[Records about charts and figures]

::::::

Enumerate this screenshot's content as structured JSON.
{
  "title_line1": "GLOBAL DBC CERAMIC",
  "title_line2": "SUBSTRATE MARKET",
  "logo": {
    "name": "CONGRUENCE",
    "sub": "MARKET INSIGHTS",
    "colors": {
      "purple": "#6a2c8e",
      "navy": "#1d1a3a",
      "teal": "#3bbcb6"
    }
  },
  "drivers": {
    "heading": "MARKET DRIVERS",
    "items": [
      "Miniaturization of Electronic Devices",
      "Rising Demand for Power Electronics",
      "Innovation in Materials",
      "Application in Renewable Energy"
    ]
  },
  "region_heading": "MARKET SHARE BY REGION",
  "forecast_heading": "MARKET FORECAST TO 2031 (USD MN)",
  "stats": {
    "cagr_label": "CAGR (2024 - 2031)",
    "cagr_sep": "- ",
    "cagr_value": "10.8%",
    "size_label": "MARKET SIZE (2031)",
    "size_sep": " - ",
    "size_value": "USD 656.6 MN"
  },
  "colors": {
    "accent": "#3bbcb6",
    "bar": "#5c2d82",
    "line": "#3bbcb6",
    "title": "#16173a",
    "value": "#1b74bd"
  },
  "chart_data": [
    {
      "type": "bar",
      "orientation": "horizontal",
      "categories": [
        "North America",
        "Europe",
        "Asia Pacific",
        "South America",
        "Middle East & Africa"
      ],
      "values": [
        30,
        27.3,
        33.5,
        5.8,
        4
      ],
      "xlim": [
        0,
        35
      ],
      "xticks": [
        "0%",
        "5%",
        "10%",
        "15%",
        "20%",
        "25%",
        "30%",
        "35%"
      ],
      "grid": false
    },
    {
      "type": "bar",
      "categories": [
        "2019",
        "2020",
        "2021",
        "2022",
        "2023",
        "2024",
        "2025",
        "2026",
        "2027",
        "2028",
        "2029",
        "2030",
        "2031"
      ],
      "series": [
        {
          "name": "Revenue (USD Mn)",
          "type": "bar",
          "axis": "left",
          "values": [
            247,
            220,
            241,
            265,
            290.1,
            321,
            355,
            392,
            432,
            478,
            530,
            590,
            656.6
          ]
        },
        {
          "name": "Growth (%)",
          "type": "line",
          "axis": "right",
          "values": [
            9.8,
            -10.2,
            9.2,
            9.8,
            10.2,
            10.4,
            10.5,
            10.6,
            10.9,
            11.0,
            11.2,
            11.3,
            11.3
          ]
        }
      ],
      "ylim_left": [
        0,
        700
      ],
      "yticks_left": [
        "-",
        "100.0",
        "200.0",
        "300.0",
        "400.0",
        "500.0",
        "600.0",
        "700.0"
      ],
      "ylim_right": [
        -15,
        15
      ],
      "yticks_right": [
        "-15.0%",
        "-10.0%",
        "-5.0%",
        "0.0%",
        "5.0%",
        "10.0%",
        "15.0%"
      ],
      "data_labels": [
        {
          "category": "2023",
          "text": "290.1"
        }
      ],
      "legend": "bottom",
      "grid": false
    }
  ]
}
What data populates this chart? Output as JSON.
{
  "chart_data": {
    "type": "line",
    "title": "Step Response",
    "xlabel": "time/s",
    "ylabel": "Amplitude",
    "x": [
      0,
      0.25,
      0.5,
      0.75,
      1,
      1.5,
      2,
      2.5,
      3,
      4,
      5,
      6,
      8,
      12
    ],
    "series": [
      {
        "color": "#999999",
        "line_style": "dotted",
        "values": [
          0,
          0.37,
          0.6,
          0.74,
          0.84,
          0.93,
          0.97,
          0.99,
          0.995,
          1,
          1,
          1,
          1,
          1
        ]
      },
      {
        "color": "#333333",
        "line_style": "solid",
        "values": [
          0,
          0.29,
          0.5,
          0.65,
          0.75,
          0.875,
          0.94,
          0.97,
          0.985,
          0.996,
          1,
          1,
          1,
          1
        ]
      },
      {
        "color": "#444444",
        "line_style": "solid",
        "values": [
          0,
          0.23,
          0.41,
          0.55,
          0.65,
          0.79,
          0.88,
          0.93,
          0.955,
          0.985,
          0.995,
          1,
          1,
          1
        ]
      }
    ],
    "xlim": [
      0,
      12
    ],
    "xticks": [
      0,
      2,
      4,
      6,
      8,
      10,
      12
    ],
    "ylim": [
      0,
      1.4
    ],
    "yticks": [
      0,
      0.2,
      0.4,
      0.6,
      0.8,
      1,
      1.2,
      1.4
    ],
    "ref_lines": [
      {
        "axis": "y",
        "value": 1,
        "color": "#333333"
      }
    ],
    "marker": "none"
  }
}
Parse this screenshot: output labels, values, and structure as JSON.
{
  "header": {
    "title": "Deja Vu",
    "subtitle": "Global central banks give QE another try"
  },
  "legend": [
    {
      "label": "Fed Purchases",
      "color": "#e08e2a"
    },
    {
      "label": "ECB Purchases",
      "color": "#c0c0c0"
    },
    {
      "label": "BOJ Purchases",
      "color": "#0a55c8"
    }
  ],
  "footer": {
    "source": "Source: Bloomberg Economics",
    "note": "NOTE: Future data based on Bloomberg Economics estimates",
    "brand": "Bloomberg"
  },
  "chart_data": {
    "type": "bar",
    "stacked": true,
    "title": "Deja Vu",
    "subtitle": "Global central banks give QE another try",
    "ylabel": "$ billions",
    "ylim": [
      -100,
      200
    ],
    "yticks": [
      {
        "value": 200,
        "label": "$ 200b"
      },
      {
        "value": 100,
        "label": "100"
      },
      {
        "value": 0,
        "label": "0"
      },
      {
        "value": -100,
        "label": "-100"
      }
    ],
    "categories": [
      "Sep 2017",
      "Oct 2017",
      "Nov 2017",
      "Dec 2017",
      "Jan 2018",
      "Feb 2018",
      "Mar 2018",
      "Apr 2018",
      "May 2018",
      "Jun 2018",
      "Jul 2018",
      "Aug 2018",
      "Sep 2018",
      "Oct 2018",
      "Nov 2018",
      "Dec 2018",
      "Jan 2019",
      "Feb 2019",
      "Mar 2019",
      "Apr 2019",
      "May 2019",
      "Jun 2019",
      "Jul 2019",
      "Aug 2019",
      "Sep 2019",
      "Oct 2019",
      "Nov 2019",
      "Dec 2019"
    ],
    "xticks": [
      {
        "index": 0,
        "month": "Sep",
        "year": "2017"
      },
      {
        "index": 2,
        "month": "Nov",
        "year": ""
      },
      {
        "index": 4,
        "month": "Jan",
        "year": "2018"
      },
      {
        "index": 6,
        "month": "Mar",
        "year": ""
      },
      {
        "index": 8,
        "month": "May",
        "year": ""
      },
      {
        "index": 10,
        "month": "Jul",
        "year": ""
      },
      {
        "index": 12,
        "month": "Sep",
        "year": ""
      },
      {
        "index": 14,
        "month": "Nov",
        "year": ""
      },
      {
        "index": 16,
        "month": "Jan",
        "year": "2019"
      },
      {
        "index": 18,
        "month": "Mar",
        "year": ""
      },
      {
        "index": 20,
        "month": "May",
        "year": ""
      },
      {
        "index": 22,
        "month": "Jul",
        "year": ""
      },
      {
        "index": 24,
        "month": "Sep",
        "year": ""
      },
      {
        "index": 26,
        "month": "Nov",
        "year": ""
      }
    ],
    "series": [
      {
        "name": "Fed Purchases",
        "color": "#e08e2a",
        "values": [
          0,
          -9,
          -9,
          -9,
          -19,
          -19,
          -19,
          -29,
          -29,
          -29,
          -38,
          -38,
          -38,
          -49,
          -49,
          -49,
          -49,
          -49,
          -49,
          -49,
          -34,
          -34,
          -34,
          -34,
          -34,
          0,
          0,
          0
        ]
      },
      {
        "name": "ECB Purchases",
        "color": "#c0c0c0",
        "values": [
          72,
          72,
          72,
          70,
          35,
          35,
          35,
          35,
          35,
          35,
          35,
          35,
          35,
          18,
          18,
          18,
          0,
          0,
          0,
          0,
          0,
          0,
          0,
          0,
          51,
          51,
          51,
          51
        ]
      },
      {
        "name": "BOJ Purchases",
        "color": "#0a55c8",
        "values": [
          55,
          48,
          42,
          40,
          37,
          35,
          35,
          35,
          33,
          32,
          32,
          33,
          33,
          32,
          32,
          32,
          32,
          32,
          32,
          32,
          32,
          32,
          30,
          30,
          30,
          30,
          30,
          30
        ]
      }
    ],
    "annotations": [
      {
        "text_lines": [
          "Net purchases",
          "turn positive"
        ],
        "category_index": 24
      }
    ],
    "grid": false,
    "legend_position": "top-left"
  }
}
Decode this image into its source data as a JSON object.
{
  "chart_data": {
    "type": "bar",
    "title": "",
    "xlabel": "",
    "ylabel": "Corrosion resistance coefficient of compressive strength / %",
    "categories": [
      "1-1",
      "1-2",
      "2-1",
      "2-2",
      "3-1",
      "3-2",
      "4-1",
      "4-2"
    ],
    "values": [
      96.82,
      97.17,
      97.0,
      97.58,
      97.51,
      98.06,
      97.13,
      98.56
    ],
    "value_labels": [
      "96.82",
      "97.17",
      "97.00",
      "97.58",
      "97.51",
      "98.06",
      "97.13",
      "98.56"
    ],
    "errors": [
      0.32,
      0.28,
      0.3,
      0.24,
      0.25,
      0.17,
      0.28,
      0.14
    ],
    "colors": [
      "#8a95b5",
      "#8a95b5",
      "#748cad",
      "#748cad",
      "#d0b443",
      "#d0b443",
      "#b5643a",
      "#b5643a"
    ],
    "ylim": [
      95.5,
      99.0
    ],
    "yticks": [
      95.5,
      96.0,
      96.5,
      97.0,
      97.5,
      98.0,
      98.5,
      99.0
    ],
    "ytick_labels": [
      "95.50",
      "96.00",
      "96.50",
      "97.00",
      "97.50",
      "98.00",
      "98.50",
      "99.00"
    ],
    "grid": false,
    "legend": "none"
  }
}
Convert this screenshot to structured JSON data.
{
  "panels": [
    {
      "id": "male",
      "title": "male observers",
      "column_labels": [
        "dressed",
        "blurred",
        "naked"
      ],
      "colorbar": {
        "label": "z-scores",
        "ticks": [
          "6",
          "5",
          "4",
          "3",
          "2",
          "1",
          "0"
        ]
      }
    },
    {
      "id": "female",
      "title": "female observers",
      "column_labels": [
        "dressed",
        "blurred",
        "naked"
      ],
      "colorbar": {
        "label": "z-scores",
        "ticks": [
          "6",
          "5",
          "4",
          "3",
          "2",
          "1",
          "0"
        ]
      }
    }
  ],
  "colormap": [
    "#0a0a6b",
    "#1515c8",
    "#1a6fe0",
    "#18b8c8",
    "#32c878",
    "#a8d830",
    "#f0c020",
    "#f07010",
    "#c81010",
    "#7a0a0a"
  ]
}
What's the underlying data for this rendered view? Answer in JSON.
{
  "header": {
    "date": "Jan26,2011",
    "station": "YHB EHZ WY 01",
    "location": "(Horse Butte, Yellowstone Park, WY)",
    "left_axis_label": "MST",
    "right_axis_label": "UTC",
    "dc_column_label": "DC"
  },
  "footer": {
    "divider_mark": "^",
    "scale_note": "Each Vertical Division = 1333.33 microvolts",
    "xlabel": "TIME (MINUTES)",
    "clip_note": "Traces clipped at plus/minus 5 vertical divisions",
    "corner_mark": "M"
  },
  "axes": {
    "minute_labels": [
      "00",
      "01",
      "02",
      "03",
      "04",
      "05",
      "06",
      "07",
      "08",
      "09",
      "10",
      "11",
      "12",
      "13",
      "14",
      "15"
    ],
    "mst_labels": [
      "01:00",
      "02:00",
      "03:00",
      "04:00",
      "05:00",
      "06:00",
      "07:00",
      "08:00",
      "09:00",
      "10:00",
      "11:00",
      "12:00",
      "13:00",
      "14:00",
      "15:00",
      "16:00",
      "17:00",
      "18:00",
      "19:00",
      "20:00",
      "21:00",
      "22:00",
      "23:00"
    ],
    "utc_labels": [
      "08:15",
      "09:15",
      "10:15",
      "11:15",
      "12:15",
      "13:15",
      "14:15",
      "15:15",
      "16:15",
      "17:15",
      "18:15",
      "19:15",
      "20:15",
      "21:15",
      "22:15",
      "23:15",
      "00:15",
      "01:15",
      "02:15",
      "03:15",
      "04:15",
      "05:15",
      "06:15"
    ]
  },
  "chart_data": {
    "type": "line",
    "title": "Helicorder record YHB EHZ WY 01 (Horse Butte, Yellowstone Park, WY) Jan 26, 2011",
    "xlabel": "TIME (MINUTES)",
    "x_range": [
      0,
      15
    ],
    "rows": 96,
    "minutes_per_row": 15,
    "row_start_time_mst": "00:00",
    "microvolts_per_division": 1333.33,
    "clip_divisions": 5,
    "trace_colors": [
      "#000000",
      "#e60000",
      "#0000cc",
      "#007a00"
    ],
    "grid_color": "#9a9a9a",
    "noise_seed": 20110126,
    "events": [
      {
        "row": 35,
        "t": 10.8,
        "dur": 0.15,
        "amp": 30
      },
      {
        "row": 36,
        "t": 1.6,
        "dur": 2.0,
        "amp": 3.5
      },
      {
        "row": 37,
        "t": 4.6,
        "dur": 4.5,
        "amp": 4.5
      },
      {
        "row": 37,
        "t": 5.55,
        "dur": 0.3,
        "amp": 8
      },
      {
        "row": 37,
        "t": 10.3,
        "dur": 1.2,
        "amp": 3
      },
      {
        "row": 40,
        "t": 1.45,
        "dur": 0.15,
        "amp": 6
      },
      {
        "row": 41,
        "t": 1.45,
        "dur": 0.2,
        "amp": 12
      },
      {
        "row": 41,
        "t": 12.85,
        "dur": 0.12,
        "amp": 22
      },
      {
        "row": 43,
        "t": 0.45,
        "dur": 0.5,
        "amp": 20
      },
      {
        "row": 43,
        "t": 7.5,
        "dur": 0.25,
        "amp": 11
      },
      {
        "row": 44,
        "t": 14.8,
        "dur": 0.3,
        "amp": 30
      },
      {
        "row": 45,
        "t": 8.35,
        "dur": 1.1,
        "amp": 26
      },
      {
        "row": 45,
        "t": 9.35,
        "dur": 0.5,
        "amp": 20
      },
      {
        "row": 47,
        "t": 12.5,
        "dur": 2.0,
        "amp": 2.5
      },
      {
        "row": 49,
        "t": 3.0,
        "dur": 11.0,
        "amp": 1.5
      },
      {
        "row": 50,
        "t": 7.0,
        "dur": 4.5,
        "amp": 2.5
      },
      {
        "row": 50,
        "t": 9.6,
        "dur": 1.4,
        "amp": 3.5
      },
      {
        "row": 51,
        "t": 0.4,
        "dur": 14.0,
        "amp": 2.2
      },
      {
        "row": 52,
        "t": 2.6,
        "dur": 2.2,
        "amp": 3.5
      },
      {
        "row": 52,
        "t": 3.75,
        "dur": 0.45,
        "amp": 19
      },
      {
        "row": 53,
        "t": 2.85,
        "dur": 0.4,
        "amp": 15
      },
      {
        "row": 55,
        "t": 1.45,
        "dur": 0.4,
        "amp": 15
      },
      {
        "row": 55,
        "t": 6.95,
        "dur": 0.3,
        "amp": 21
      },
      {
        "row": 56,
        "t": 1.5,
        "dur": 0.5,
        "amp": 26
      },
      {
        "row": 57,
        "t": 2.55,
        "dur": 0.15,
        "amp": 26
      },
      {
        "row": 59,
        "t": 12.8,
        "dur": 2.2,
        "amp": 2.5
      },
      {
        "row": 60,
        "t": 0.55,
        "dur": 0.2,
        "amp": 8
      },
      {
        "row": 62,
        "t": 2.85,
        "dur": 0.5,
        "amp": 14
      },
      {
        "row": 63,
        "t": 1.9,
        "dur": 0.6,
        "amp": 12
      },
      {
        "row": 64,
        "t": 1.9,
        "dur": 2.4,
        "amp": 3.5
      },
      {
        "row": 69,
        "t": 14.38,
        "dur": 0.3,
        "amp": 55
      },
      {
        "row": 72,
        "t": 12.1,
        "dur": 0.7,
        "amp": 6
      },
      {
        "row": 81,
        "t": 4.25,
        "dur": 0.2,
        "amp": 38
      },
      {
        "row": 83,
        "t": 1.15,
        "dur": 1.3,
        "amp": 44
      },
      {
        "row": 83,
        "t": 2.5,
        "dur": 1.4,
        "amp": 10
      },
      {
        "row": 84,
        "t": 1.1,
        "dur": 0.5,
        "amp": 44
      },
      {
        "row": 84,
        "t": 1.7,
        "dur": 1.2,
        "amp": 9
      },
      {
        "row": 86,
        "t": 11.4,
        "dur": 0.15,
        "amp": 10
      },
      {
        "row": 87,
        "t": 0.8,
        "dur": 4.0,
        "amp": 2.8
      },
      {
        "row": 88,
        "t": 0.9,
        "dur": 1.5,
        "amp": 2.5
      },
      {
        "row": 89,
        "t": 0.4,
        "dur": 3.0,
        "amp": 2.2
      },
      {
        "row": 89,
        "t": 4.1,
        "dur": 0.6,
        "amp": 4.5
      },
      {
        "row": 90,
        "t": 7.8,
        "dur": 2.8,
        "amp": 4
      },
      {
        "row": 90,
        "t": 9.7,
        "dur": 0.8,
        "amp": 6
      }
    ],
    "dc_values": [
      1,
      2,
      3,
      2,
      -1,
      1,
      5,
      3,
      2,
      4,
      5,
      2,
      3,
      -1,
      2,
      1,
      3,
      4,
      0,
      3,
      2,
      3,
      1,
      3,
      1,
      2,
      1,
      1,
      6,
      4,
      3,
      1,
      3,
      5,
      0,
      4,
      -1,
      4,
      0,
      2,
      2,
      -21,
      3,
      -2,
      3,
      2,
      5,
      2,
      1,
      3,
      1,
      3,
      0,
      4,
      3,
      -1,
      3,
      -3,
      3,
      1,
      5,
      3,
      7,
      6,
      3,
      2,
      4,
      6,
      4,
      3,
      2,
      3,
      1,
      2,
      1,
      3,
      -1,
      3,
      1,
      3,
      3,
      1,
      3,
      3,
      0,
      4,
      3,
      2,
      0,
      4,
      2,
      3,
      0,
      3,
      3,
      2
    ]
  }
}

::::::

- Description of the task -
In the listing above, find the lines holding the word "observers" and copy them.

- Written solution -
      "title": "male observers",
      "title": "female observers",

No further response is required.